RAW DATA:
-- -- --
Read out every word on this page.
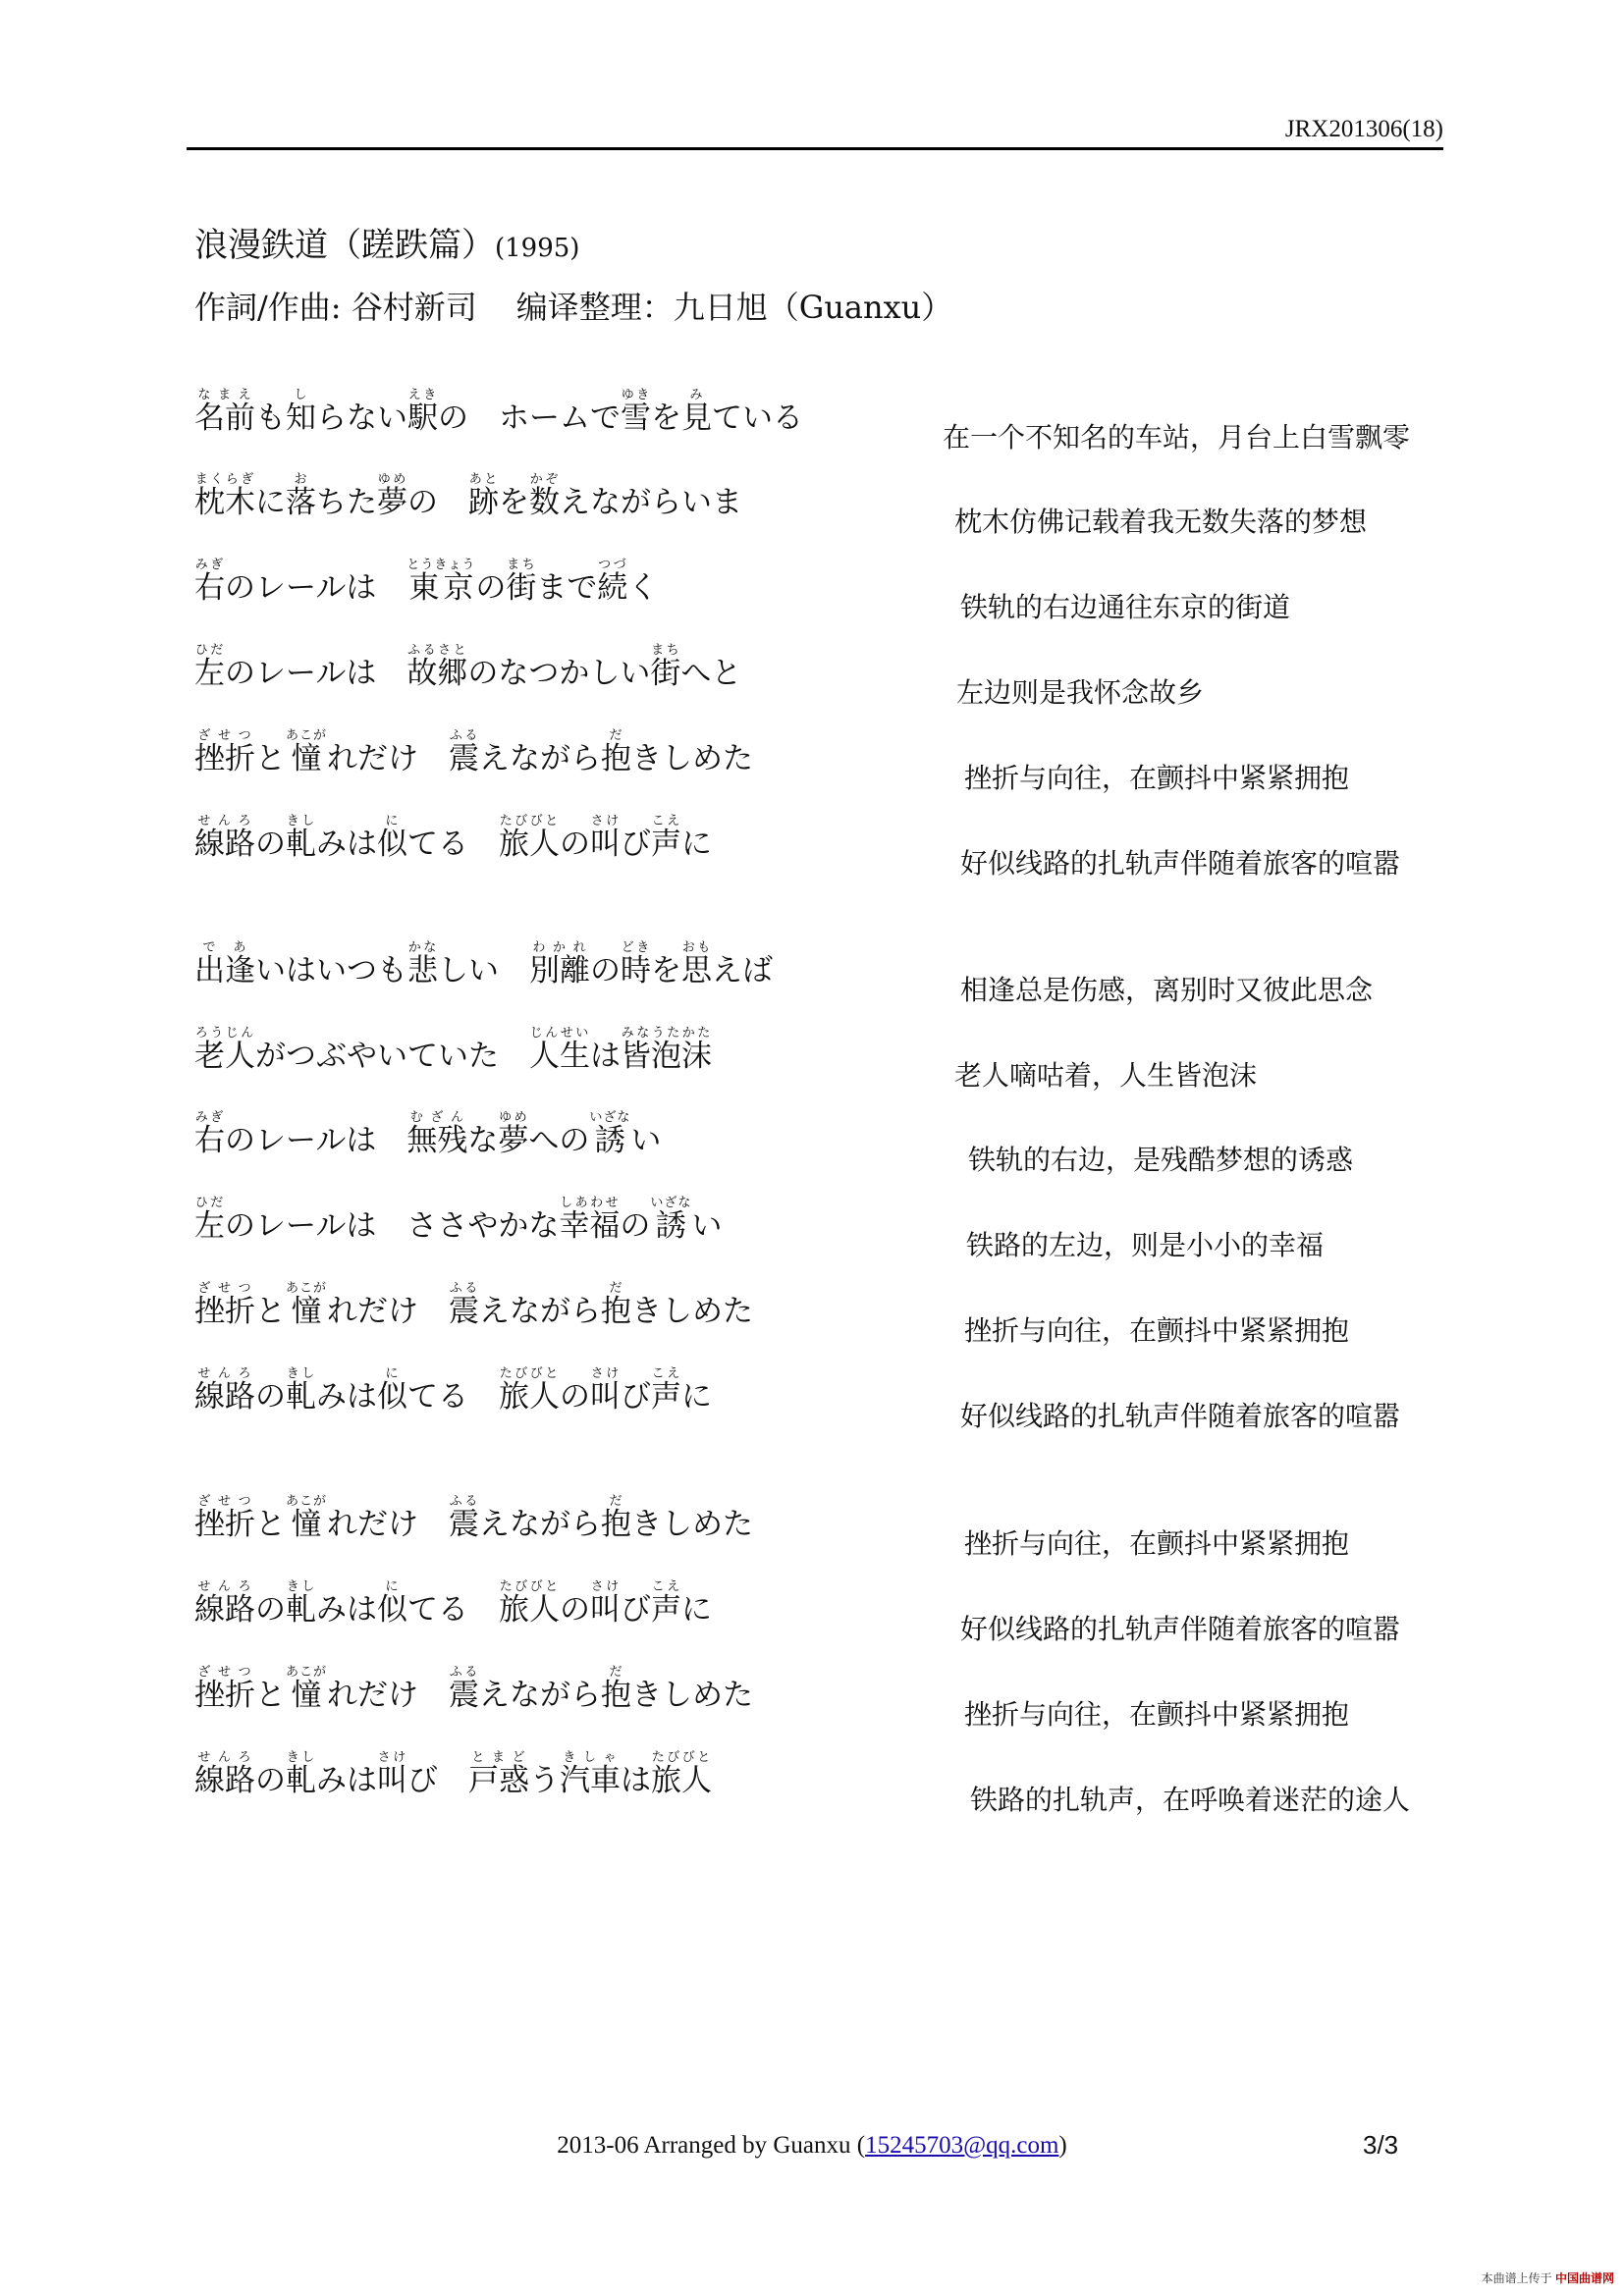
JRX201306(18)
浪漫鉄道（蹉跌篇）(1995)
作詞/作曲: 谷村新司 编译整理：九日旭（Guanxu）
名前なまえも知しらない駅えきの　ホームで雪ゆきを見みている
在一个不知名的车站，月台上白雪飘零
枕木まくらぎに落おちた夢ゆめの　跡あとを数かぞえながらいま
枕木仿佛记载着我无数失落的梦想
右みぎのレールは　東京とうきょうの街まちまで続つづく
铁轨的右边通往东京的街道
左ひだのレールは　故郷ふるさとのなつかしい街まちへと
左边则是我怀念故乡
挫折ざせつと憧あこがれだけ　震ふるえながら抱だきしめた
挫折与向往，在颤抖中紧紧拥抱
線路せんろの軋きしみは似にてる　旅人たびびとの叫さけび声こえに
好似线路的扎轨声伴随着旅客的喧嚣
出逢であいはいつも悲かなしい　別離わかれの時どきを思おもえば
相逢总是伤感，离别时又彼此思念
老人ろうじんがつぶやいていた　人生じんせいは皆泡沫みなうたかた
老人嘀咕着，人生皆泡沫
右みぎのレールは　無残むざんな夢ゆめへの誘いざない
铁轨的右边，是残酷梦想的诱惑
左ひだのレールは　ささやかな幸福しあわせの誘いざない
铁路的左边，则是小小的幸福
挫折ざせつと憧あこがれだけ　震ふるえながら抱だきしめた
挫折与向往，在颤抖中紧紧拥抱
線路せんろの軋きしみは似にてる　旅人たびびとの叫さけび声こえに
好似线路的扎轨声伴随着旅客的喧嚣
挫折ざせつと憧あこがれだけ　震ふるえながら抱だきしめた
挫折与向往，在颤抖中紧紧拥抱
線路せんろの軋きしみは似にてる　旅人たびびとの叫さけび声こえに
好似线路的扎轨声伴随着旅客的喧嚣
挫折ざせつと憧あこがれだけ　震ふるえながら抱だきしめた
挫折与向往，在颤抖中紧紧拥抱
線路せんろの軋きしみは叫さけび　戸惑とまどう汽車きしゃは旅人たびびと
铁路的扎轨声，在呼唤着迷茫的途人
2013-06 Arranged by Guanxu (15245703@qq.com)	3/3
本曲谱上传于 中国曲谱网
-- -- --
AIM: Repeat each entry exactly. Pictures do not belong in the copy.

OUTPUT FOR THIS EXERCISE:
Read out every word on this page.
JRX201306(18)
浪漫鉄道（蹉跌篇）(1995)
作詞/作曲: 谷村新司 编译整理：九日旭（Guanxu）
名前なまえも知しらない駅えきの　ホームで雪ゆきを見みている
在一个不知名的车站，月台上白雪飘零
枕木まくらぎに落おちた夢ゆめの　跡あとを数かぞえながらいま
枕木仿佛记载着我无数失落的梦想
右みぎのレールは　東京とうきょうの街まちまで続つづく
铁轨的右边通往东京的街道
左ひだのレールは　故郷ふるさとのなつかしい街まちへと
左边则是我怀念故乡
挫折ざせつと憧あこがれだけ　震ふるえながら抱だきしめた
挫折与向往，在颤抖中紧紧拥抱
線路せんろの軋きしみは似にてる　旅人たびびとの叫さけび声こえに
好似线路的扎轨声伴随着旅客的喧嚣
出逢であいはいつも悲かなしい　別離わかれの時どきを思おもえば
相逢总是伤感，离别时又彼此思念
老人ろうじんがつぶやいていた　人生じんせいは皆泡沫みなうたかた
老人嘀咕着，人生皆泡沫
右みぎのレールは　無残むざんな夢ゆめへの誘いざない
铁轨的右边，是残酷梦想的诱惑
左ひだのレールは　ささやかな幸福しあわせの誘いざない
铁路的左边，则是小小的幸福
挫折ざせつと憧あこがれだけ　震ふるえながら抱だきしめた
挫折与向往，在颤抖中紧紧拥抱
線路せんろの軋きしみは似にてる　旅人たびびとの叫さけび声こえに
好似线路的扎轨声伴随着旅客的喧嚣
挫折ざせつと憧あこがれだけ　震ふるえながら抱だきしめた
挫折与向往，在颤抖中紧紧拥抱
線路せんろの軋きしみは似にてる　旅人たびびとの叫さけび声こえに
好似线路的扎轨声伴随着旅客的喧嚣
挫折ざせつと憧あこがれだけ　震ふるえながら抱だきしめた
挫折与向往，在颤抖中紧紧拥抱
線路せんろの軋きしみは叫さけび　戸惑とまどう汽車きしゃは旅人たびびと
铁路的扎轨声，在呼唤着迷茫的途人
2013-06 Arranged by Guanxu (15245703@qq.com)	3/3
本曲谱上传于 中国曲谱网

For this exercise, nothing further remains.